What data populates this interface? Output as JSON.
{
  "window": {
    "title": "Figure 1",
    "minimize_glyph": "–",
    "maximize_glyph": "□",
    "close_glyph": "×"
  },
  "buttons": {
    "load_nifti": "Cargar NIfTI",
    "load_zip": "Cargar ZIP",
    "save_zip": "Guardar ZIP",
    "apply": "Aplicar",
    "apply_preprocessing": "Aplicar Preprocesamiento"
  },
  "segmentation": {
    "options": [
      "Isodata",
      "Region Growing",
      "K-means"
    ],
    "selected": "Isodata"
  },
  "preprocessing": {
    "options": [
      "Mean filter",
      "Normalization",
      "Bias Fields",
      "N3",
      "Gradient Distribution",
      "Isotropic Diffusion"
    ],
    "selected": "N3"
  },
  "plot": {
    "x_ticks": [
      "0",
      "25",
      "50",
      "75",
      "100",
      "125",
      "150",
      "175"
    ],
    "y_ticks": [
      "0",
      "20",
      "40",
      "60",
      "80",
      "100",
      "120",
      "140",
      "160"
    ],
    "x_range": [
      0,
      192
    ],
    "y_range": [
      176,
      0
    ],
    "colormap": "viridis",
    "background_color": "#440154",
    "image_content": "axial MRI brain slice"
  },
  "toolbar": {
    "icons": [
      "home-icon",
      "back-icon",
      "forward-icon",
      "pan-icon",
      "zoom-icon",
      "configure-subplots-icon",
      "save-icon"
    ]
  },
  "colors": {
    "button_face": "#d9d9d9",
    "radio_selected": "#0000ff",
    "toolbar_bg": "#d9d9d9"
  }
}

----------------

Written task – Write each line above out exactly.

Complete answer –
What data populates this interface? Output as JSON.
{
  "window": {
    "title": "Figure 1",
    "minimize_glyph": "–",
    "maximize_glyph": "□",
    "close_glyph": "×"
  },
  "buttons": {
    "load_nifti": "Cargar NIfTI",
    "load_zip": "Cargar ZIP",
    "save_zip": "Guardar ZIP",
    "apply": "Aplicar",
    "apply_preprocessing": "Aplicar Preprocesamiento"
  },
  "segmentation": {
    "options": [
      "Isodata",
      "Region Growing",
      "K-means"
    ],
    "selected": "Isodata"
  },
  "preprocessing": {
    "options": [
      "Mean filter",
      "Normalization",
      "Bias Fields",
      "N3",
      "Gradient Distribution",
      "Isotropic Diffusion"
    ],
    "selected": "N3"
  },
  "plot": {
    "x_ticks": [
      "0",
      "25",
      "50",
      "75",
      "100",
      "125",
      "150",
      "175"
    ],
    "y_ticks": [
      "0",
      "20",
      "40",
      "60",
      "80",
      "100",
      "120",
      "140",
      "160"
    ],
    "x_range": [
      0,
      192
    ],
    "y_range": [
      176,
      0
    ],
    "colormap": "viridis",
    "background_color": "#440154",
    "image_content": "axial MRI brain slice"
  },
  "toolbar": {
    "icons": [
      "home-icon",
      "back-icon",
      "forward-icon",
      "pan-icon",
      "zoom-icon",
      "configure-subplots-icon",
      "save-icon"
    ]
  },
  "colors": {
    "button_face": "#d9d9d9",
    "radio_selected": "#0000ff",
    "toolbar_bg": "#d9d9d9"
  }
}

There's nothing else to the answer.